* _DIRECTIVE_:
With the images removed, repeat the data below exactly.
※ ※ ※
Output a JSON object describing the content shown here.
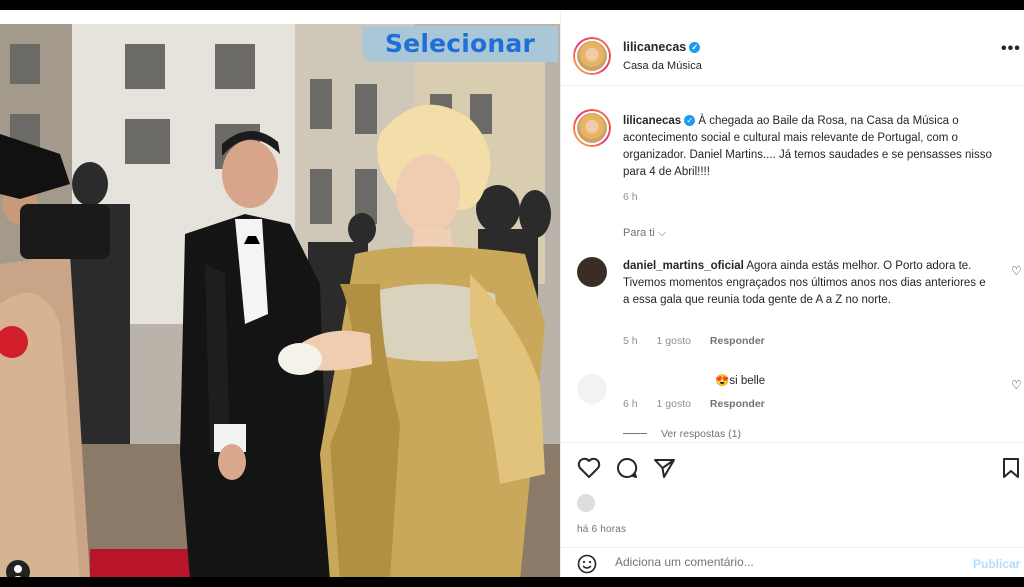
{
  "overlay": {
    "select_label": "Selecionar"
  },
  "post": {
    "username": "lilicanecas",
    "location": "Casa da Música",
    "more": "•••"
  },
  "caption": {
    "username": "lilicanecas",
    "text": "À chegada ao Baile da Rosa, na Casa da Música o acontecimento social e cultural mais relevante de Portugal, com o organizador. Daniel Martins.... Já temos saudades e se pensasses nisso para 4 de Abril!!!!",
    "time": "6 h",
    "see_translation": "Para ti"
  },
  "comments": [
    {
      "username": "daniel_martins_oficial",
      "text": "Agora ainda estás melhor. O Porto adora te. Tivemos momentos engraçados nos últimos anos nos dias anteriores e a essa gala que reunia toda gente de A a Z no norte.",
      "time": "5 h",
      "likes": "1 gosto",
      "reply": "Responder"
    },
    {
      "username": "",
      "text": "si belle",
      "time": "6 h",
      "likes": "1 gosto",
      "reply": "Responder",
      "view_replies": "Ver respostas (1)"
    }
  ],
  "footer": {
    "time_ago": "há 6 horas",
    "comment_placeholder": "Adiciona um comentário...",
    "publish": "Publicar"
  },
  "icons": [
    "heart-icon",
    "comment-icon",
    "share-icon",
    "bookmark-icon",
    "emoji-icon",
    "more-icon",
    "verified-icon",
    "user-tag-icon"
  ],
  "colors": {
    "verified": "#1d9bf0",
    "publish_disabled": "#b3dbff",
    "overlay_text": "#1f6fd6"
  }
}
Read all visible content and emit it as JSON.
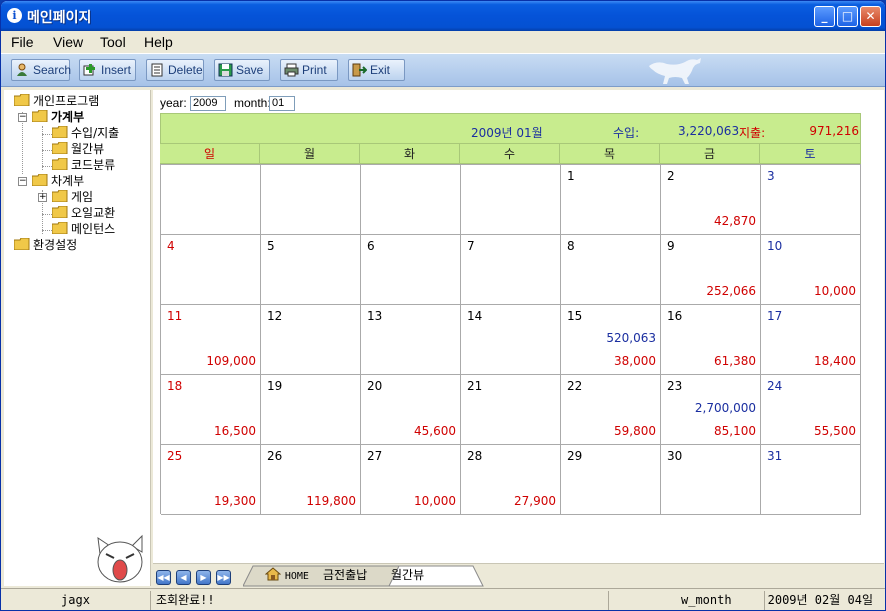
{
  "window": {
    "title": "메인페이지"
  },
  "titlebar_buttons": {
    "minimize": "_",
    "maximize": "□",
    "close": "✕"
  },
  "menu": [
    "File",
    "View",
    "Tool",
    "Help"
  ],
  "toolbar": {
    "search": "Search",
    "insert": "Insert",
    "delete": "Delete",
    "save": "Save",
    "print": "Print",
    "exit": "Exit"
  },
  "tree": {
    "root": "개인프로그램",
    "household": "가계부",
    "income_expense": "수입/지출",
    "monthly_view": "월간뷰",
    "code_class": "코드분류",
    "car": "차계부",
    "game": "게임",
    "oil_change": "오일교환",
    "maintenance": "메인턴스",
    "settings": "환경설정",
    "expander_minus": "−",
    "expander_plus": "+"
  },
  "filter": {
    "year_label": "year:",
    "year_value": "2009",
    "month_label": "month:",
    "month_value": "01"
  },
  "calendar": {
    "month_title": "2009년  01월",
    "income_label": "수입:",
    "income_total": "3,220,063",
    "expense_label": "지출:",
    "expense_total": "971,216",
    "weekdays": [
      "일",
      "월",
      "화",
      "수",
      "목",
      "금",
      "토"
    ],
    "weeks": [
      [
        {
          "day": "",
          "inc": "",
          "exp": ""
        },
        {
          "day": "",
          "inc": "",
          "exp": ""
        },
        {
          "day": "",
          "inc": "",
          "exp": ""
        },
        {
          "day": "",
          "inc": "",
          "exp": ""
        },
        {
          "day": "1",
          "inc": "",
          "exp": ""
        },
        {
          "day": "2",
          "inc": "",
          "exp": "42,870"
        },
        {
          "day": "3",
          "inc": "",
          "exp": ""
        }
      ],
      [
        {
          "day": "4",
          "inc": "",
          "exp": ""
        },
        {
          "day": "5",
          "inc": "",
          "exp": ""
        },
        {
          "day": "6",
          "inc": "",
          "exp": ""
        },
        {
          "day": "7",
          "inc": "",
          "exp": ""
        },
        {
          "day": "8",
          "inc": "",
          "exp": ""
        },
        {
          "day": "9",
          "inc": "",
          "exp": "252,066"
        },
        {
          "day": "10",
          "inc": "",
          "exp": "10,000"
        }
      ],
      [
        {
          "day": "11",
          "inc": "",
          "exp": "109,000"
        },
        {
          "day": "12",
          "inc": "",
          "exp": ""
        },
        {
          "day": "13",
          "inc": "",
          "exp": ""
        },
        {
          "day": "14",
          "inc": "",
          "exp": ""
        },
        {
          "day": "15",
          "inc": "520,063",
          "exp": "38,000"
        },
        {
          "day": "16",
          "inc": "",
          "exp": "61,380"
        },
        {
          "day": "17",
          "inc": "",
          "exp": "18,400"
        }
      ],
      [
        {
          "day": "18",
          "inc": "",
          "exp": "16,500"
        },
        {
          "day": "19",
          "inc": "",
          "exp": ""
        },
        {
          "day": "20",
          "inc": "",
          "exp": "45,600"
        },
        {
          "day": "21",
          "inc": "",
          "exp": ""
        },
        {
          "day": "22",
          "inc": "",
          "exp": "59,800"
        },
        {
          "day": "23",
          "inc": "2,700,000",
          "exp": "85,100"
        },
        {
          "day": "24",
          "inc": "",
          "exp": "55,500"
        }
      ],
      [
        {
          "day": "25",
          "inc": "",
          "exp": "19,300"
        },
        {
          "day": "26",
          "inc": "",
          "exp": "119,800"
        },
        {
          "day": "27",
          "inc": "",
          "exp": "10,000"
        },
        {
          "day": "28",
          "inc": "",
          "exp": "27,900"
        },
        {
          "day": "29",
          "inc": "",
          "exp": ""
        },
        {
          "day": "30",
          "inc": "",
          "exp": ""
        },
        {
          "day": "31",
          "inc": "",
          "exp": ""
        }
      ]
    ]
  },
  "nav_buttons": {
    "first": "◀◀",
    "prev": "◀",
    "next": "▶",
    "last": "▶▶"
  },
  "tabs": {
    "home": "HOME",
    "cash": "금전출납",
    "monthly": "월간뷰"
  },
  "status": {
    "user": "jagx",
    "message": "조회완료!!",
    "screen": "w_month",
    "date": "2009년 02월 04일"
  },
  "colors": {
    "calendar_header": "#c8ec8e",
    "income": "#1a2ea0",
    "expense": "#d00000",
    "titlebar": "#0553d8"
  },
  "icons": [
    "info-icon",
    "search-icon",
    "insert-icon",
    "delete-icon",
    "save-icon",
    "print-icon",
    "exit-icon",
    "folder-icon",
    "home-icon",
    "puma-logo",
    "mascot-icon"
  ]
}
※ ※ ※
* _OUTPUT OF THE EXERCISE_:
Output a JSON object describing the content shown here.
{
  "overlay": {
    "select_label": "Selecionar"
  },
  "post": {
    "username": "lilicanecas",
    "location": "Casa da Música",
    "more": "•••"
  },
  "caption": {
    "username": "lilicanecas",
    "text": "À chegada ao Baile da Rosa, na Casa da Música o acontecimento social e cultural mais relevante de Portugal, com o organizador. Daniel Martins.... Já temos saudades e se pensasses nisso para 4 de Abril!!!!",
    "time": "6 h",
    "see_translation": "Para ti"
  },
  "comments": [
    {
      "username": "daniel_martins_oficial",
      "text": "Agora ainda estás melhor. O Porto adora te. Tivemos momentos engraçados nos últimos anos nos dias anteriores e a essa gala que reunia toda gente de A a Z no norte.",
      "time": "5 h",
      "likes": "1 gosto",
      "reply": "Responder"
    },
    {
      "username": "",
      "text": "si belle",
      "time": "6 h",
      "likes": "1 gosto",
      "reply": "Responder",
      "view_replies": "Ver respostas (1)"
    }
  ],
  "footer": {
    "time_ago": "há 6 horas",
    "comment_placeholder": "Adiciona um comentário...",
    "publish": "Publicar"
  },
  "icons": [
    "heart-icon",
    "comment-icon",
    "share-icon",
    "bookmark-icon",
    "emoji-icon",
    "more-icon",
    "verified-icon",
    "user-tag-icon"
  ],
  "colors": {
    "verified": "#1d9bf0",
    "publish_disabled": "#b3dbff",
    "overlay_text": "#1f6fd6"
  }
}
Read all visible content and emit it as JSON.
{
  "window": {
    "title": "메인페이지"
  },
  "titlebar_buttons": {
    "minimize": "_",
    "maximize": "□",
    "close": "✕"
  },
  "menu": [
    "File",
    "View",
    "Tool",
    "Help"
  ],
  "toolbar": {
    "search": "Search",
    "insert": "Insert",
    "delete": "Delete",
    "save": "Save",
    "print": "Print",
    "exit": "Exit"
  },
  "tree": {
    "root": "개인프로그램",
    "household": "가계부",
    "income_expense": "수입/지출",
    "monthly_view": "월간뷰",
    "code_class": "코드분류",
    "car": "차계부",
    "game": "게임",
    "oil_change": "오일교환",
    "maintenance": "메인턴스",
    "settings": "환경설정",
    "expander_minus": "−",
    "expander_plus": "+"
  },
  "filter": {
    "year_label": "year:",
    "year_value": "2009",
    "month_label": "month:",
    "month_value": "01"
  },
  "calendar": {
    "month_title": "2009년  01월",
    "income_label": "수입:",
    "income_total": "3,220,063",
    "expense_label": "지출:",
    "expense_total": "971,216",
    "weekdays": [
      "일",
      "월",
      "화",
      "수",
      "목",
      "금",
      "토"
    ],
    "weeks": [
      [
        {
          "day": "",
          "inc": "",
          "exp": ""
        },
        {
          "day": "",
          "inc": "",
          "exp": ""
        },
        {
          "day": "",
          "inc": "",
          "exp": ""
        },
        {
          "day": "",
          "inc": "",
          "exp": ""
        },
        {
          "day": "1",
          "inc": "",
          "exp": ""
        },
        {
          "day": "2",
          "inc": "",
          "exp": "42,870"
        },
        {
          "day": "3",
          "inc": "",
          "exp": ""
        }
      ],
      [
        {
          "day": "4",
          "inc": "",
          "exp": ""
        },
        {
          "day": "5",
          "inc": "",
          "exp": ""
        },
        {
          "day": "6",
          "inc": "",
          "exp": ""
        },
        {
          "day": "7",
          "inc": "",
          "exp": ""
        },
        {
          "day": "8",
          "inc": "",
          "exp": ""
        },
        {
          "day": "9",
          "inc": "",
          "exp": "252,066"
        },
        {
          "day": "10",
          "inc": "",
          "exp": "10,000"
        }
      ],
      [
        {
          "day": "11",
          "inc": "",
          "exp": "109,000"
        },
        {
          "day": "12",
          "inc": "",
          "exp": ""
        },
        {
          "day": "13",
          "inc": "",
          "exp": ""
        },
        {
          "day": "14",
          "inc": "",
          "exp": ""
        },
        {
          "day": "15",
          "inc": "520,063",
          "exp": "38,000"
        },
        {
          "day": "16",
          "inc": "",
          "exp": "61,380"
        },
        {
          "day": "17",
          "inc": "",
          "exp": "18,400"
        }
      ],
      [
        {
          "day": "18",
          "inc": "",
          "exp": "16,500"
        },
        {
          "day": "19",
          "inc": "",
          "exp": ""
        },
        {
          "day": "20",
          "inc": "",
          "exp": "45,600"
        },
        {
          "day": "21",
          "inc": "",
          "exp": ""
        },
        {
          "day": "22",
          "inc": "",
          "exp": "59,800"
        },
        {
          "day": "23",
          "inc": "2,700,000",
          "exp": "85,100"
        },
        {
          "day": "24",
          "inc": "",
          "exp": "55,500"
        }
      ],
      [
        {
          "day": "25",
          "inc": "",
          "exp": "19,300"
        },
        {
          "day": "26",
          "inc": "",
          "exp": "119,800"
        },
        {
          "day": "27",
          "inc": "",
          "exp": "10,000"
        },
        {
          "day": "28",
          "inc": "",
          "exp": "27,900"
        },
        {
          "day": "29",
          "inc": "",
          "exp": ""
        },
        {
          "day": "30",
          "inc": "",
          "exp": ""
        },
        {
          "day": "31",
          "inc": "",
          "exp": ""
        }
      ]
    ]
  },
  "nav_buttons": {
    "first": "◀◀",
    "prev": "◀",
    "next": "▶",
    "last": "▶▶"
  },
  "tabs": {
    "home": "HOME",
    "cash": "금전출납",
    "monthly": "월간뷰"
  },
  "status": {
    "user": "jagx",
    "message": "조회완료!!",
    "screen": "w_month",
    "date": "2009년 02월 04일"
  },
  "colors": {
    "calendar_header": "#c8ec8e",
    "income": "#1a2ea0",
    "expense": "#d00000",
    "titlebar": "#0553d8"
  },
  "icons": [
    "info-icon",
    "search-icon",
    "insert-icon",
    "delete-icon",
    "save-icon",
    "print-icon",
    "exit-icon",
    "folder-icon",
    "home-icon",
    "puma-logo",
    "mascot-icon"
  ]
}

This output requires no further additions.